── INFORMATION GIVEN

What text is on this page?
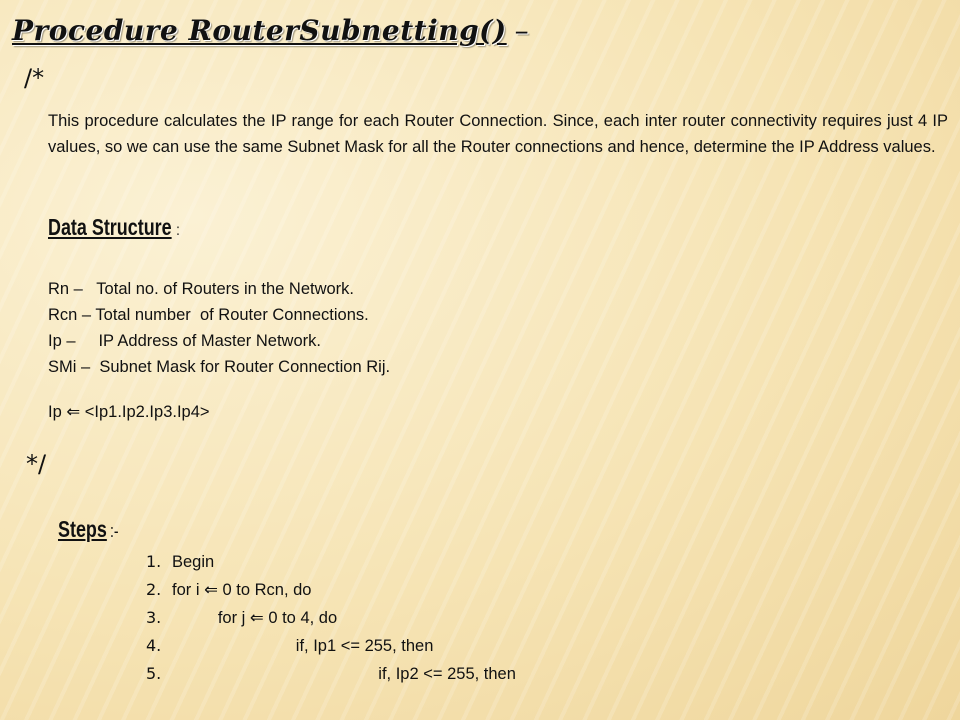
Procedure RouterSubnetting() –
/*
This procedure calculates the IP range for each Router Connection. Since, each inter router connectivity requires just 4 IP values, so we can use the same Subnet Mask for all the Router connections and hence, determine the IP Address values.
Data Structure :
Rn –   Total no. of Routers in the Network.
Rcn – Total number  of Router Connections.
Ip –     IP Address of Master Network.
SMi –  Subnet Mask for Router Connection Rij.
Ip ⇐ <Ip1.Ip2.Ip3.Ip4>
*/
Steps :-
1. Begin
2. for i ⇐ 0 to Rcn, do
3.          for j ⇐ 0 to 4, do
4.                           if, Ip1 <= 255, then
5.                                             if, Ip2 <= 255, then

────
── INFORMATION GIVEN

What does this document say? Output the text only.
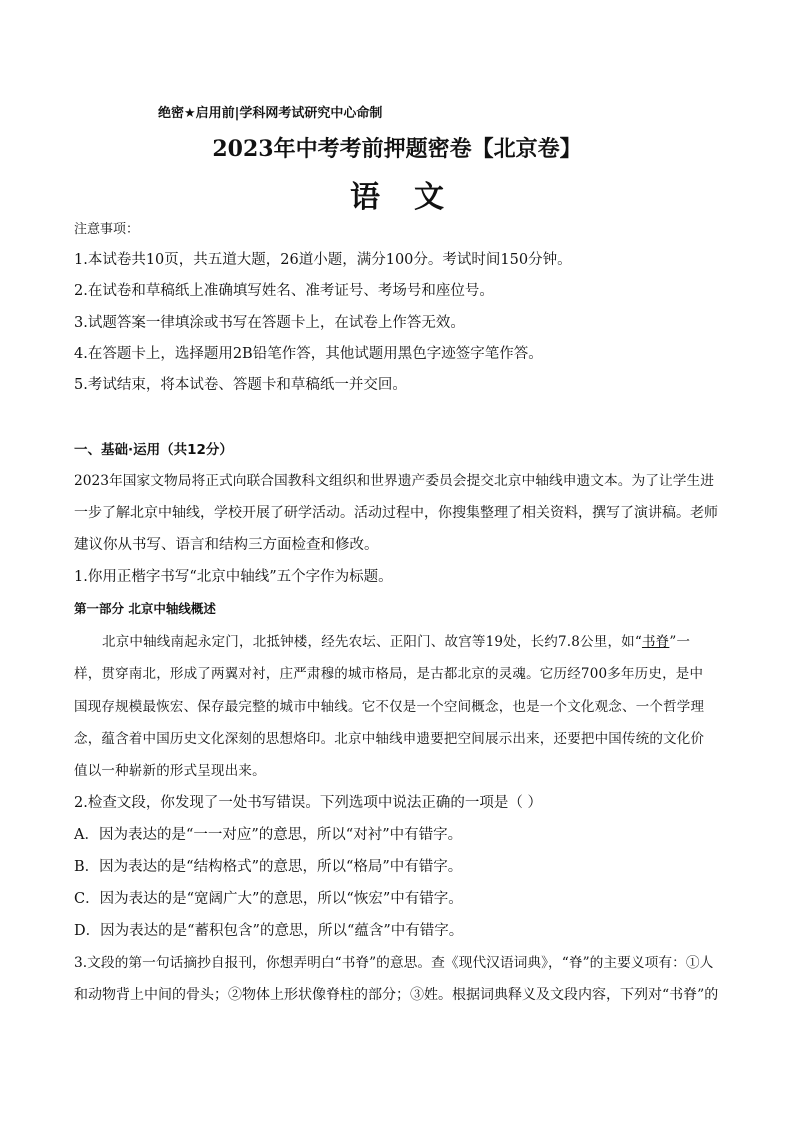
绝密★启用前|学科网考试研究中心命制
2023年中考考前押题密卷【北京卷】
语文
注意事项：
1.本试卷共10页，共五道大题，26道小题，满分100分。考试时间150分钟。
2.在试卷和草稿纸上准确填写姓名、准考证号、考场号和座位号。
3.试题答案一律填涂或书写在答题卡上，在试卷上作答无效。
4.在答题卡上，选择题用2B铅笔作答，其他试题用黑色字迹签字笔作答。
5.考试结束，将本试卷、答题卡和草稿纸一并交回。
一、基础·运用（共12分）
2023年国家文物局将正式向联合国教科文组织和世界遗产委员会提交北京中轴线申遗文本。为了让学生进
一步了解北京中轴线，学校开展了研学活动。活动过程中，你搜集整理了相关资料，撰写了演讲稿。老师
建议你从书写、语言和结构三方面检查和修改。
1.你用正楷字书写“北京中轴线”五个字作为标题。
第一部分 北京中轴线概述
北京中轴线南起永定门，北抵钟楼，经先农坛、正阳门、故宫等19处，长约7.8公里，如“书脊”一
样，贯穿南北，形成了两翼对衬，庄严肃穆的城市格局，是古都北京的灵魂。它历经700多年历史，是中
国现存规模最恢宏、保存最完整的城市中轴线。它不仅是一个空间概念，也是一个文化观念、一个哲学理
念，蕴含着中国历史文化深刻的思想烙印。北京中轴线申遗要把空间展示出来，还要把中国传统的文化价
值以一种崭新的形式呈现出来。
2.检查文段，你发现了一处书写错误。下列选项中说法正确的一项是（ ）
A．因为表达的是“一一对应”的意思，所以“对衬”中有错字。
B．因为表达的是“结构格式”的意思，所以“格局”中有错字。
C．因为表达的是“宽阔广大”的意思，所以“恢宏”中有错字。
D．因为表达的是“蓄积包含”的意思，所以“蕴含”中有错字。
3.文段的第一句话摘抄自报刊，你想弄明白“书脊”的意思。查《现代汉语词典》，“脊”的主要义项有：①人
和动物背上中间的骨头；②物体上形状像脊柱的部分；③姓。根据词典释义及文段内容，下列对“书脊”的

────

Look through the material above. Copy each line where the word "Mask" appears.

This procedure calculates the IP range for each Router Connection. Since, each inter router connectivity requires just 4 IP values, so we can use the same Subnet Mask for all the Router connections and hence, determine the IP Address values.
SMi –  Subnet Mask for Router Connection Rij.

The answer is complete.